_Instructions to follow:_ From the entries that follow, pick out all lines holding "below".

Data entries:
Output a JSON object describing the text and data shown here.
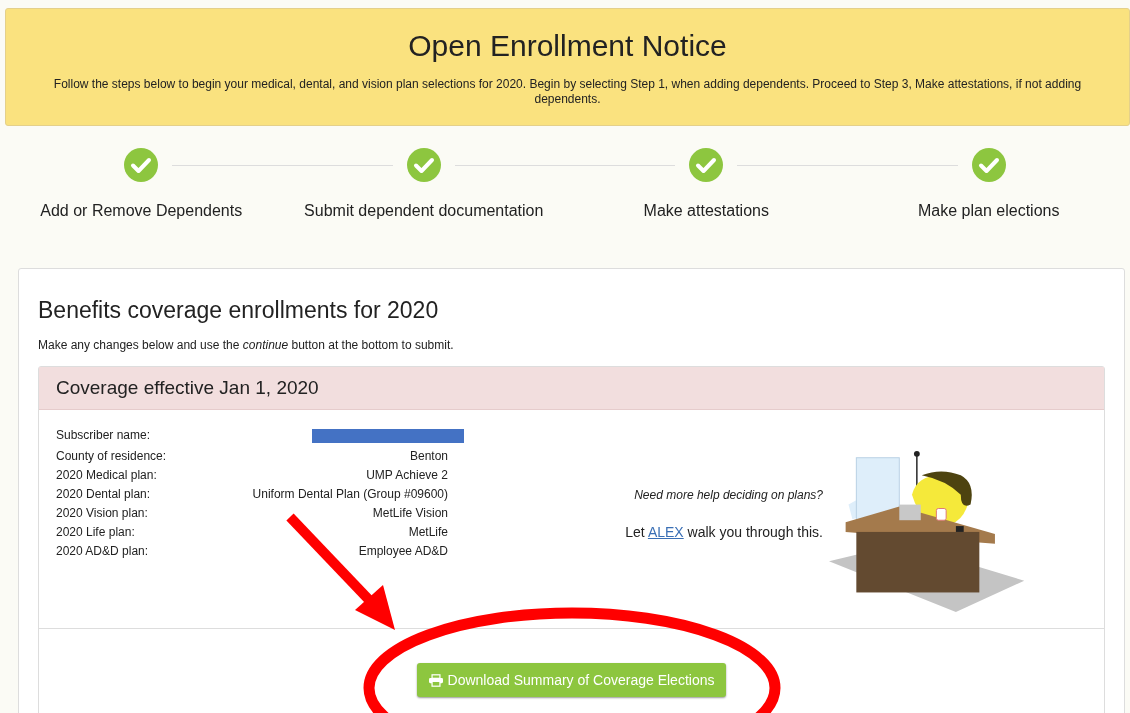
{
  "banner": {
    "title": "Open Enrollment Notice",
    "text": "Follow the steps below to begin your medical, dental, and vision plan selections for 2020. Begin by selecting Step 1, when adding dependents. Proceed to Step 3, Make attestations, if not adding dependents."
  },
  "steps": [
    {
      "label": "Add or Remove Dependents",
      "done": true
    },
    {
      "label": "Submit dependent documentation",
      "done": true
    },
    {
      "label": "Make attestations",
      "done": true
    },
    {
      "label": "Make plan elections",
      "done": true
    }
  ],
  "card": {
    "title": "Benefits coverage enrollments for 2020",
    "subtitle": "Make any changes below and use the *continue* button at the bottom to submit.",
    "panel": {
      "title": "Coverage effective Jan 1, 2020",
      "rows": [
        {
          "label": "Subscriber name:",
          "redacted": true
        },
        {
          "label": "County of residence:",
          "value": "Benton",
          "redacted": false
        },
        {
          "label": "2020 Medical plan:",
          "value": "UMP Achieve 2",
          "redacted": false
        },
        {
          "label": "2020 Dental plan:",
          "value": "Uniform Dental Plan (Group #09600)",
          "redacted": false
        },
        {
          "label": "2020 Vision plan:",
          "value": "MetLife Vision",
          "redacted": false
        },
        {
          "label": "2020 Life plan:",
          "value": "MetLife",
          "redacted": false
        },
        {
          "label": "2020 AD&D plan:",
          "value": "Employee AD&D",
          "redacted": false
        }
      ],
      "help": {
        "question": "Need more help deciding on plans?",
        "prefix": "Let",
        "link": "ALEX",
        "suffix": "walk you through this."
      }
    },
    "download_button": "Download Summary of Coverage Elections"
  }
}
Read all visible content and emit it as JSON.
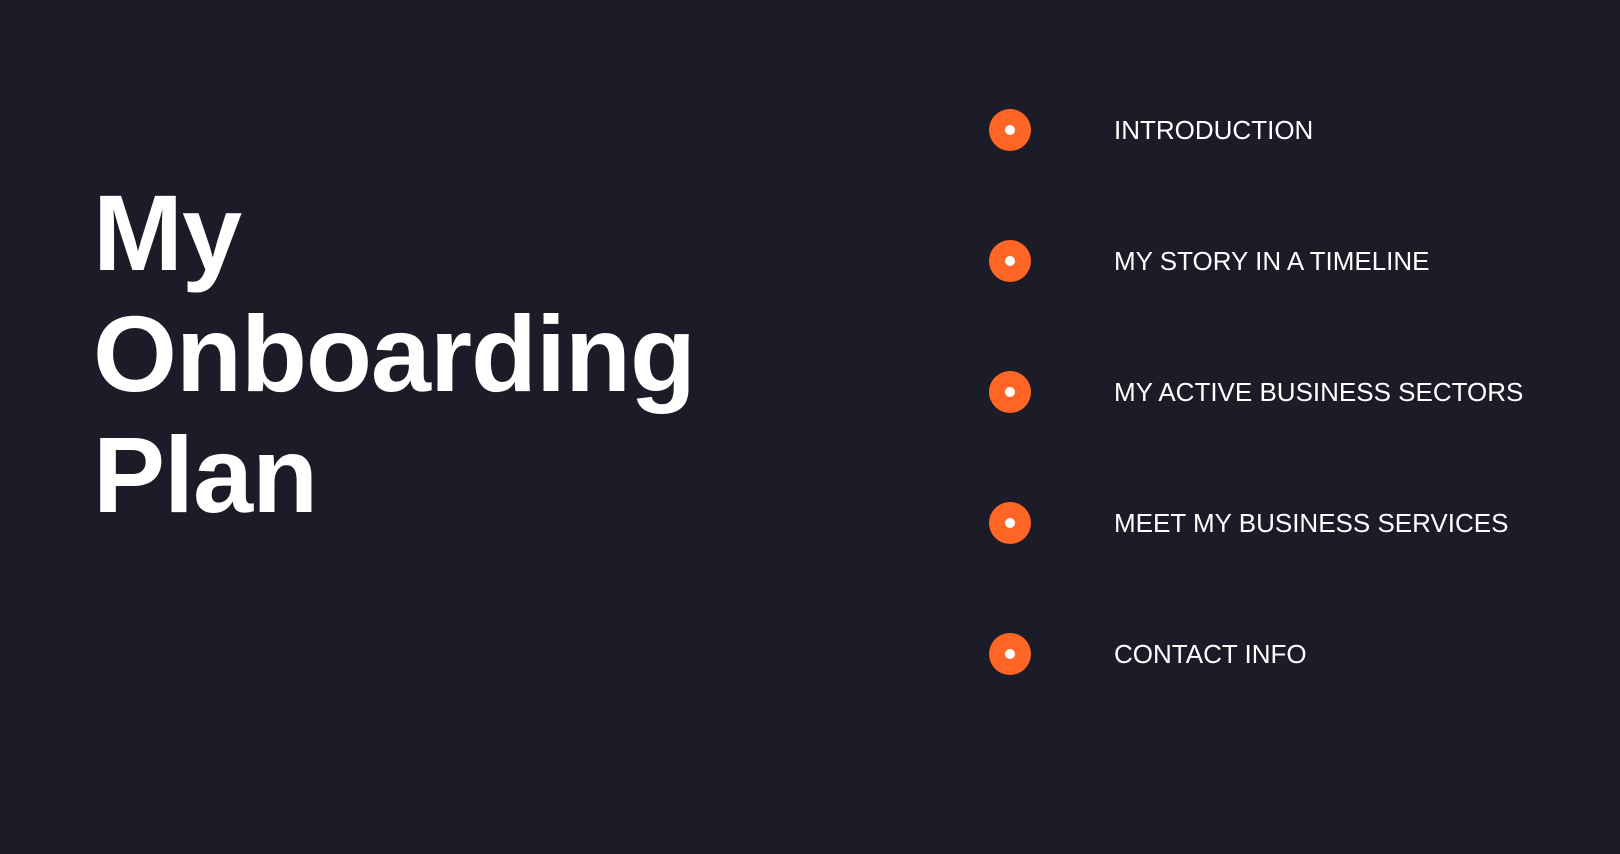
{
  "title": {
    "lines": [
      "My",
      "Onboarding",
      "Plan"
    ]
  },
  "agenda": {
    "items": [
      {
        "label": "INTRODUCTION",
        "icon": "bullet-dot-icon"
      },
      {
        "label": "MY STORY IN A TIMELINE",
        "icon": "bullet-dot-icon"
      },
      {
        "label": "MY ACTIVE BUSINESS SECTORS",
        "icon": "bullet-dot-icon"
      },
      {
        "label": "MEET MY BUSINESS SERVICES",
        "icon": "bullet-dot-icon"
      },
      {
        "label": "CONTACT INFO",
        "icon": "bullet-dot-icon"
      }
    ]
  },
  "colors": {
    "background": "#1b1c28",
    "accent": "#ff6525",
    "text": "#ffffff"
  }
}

_The completed task:_
    "text": "Follow the steps below to begin your medical, dental, and vision plan selections for 2020. Begin by selecting Step 1, when adding dependents. Proceed to Step 3, Make attestations, if not adding dependents."
    "subtitle": "Make any changes below and use the *continue* button at the bottom to submit.",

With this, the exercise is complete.